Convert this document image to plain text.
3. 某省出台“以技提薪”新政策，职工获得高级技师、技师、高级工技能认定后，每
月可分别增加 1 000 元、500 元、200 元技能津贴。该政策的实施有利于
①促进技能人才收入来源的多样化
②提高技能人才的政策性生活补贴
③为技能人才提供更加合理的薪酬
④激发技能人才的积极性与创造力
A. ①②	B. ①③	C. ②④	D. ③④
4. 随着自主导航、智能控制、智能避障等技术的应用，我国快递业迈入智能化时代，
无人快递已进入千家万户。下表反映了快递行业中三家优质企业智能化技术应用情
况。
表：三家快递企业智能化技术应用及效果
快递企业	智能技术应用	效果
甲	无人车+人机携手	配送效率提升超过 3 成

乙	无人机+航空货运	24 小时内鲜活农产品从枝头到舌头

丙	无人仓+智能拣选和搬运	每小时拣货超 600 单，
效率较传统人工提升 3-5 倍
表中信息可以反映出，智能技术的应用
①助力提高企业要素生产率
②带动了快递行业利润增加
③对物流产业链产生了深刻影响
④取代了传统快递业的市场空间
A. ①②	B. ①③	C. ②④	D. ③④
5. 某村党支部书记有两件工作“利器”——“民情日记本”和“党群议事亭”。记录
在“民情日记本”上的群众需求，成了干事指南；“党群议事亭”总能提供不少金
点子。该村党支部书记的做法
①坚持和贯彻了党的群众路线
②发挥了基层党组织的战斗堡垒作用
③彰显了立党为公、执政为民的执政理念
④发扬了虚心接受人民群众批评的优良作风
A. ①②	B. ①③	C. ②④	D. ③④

######

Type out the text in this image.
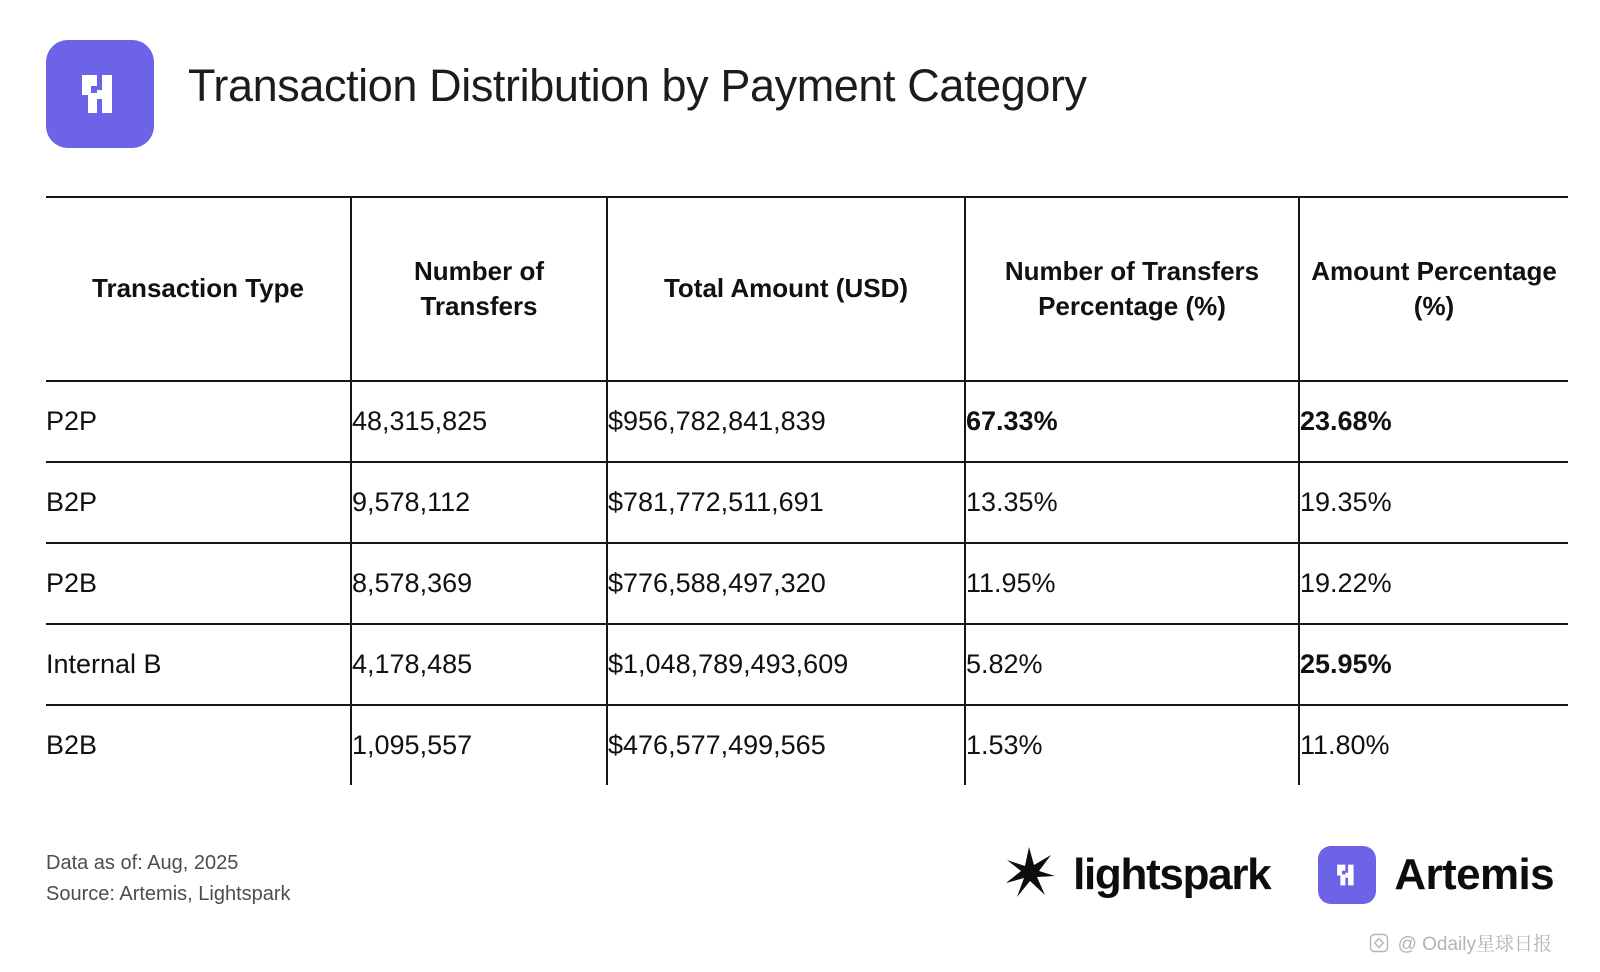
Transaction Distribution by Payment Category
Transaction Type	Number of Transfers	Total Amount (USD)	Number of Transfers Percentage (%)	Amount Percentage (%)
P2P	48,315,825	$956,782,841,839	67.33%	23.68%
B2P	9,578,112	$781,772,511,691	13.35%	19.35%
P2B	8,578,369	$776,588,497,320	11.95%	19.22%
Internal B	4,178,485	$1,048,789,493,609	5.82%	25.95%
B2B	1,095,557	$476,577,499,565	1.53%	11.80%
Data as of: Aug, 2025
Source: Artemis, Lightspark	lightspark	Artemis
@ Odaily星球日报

######

• Written problem
Write out every line from the entries where "民情日记本" appears.

• Exercise solution
5. 某村党支部书记有两件工作“利器”——“民情日记本”和“党群议事亭”。记录
在“民情日记本”上的群众需求，成了干事指南；“党群议事亭”总能提供不少金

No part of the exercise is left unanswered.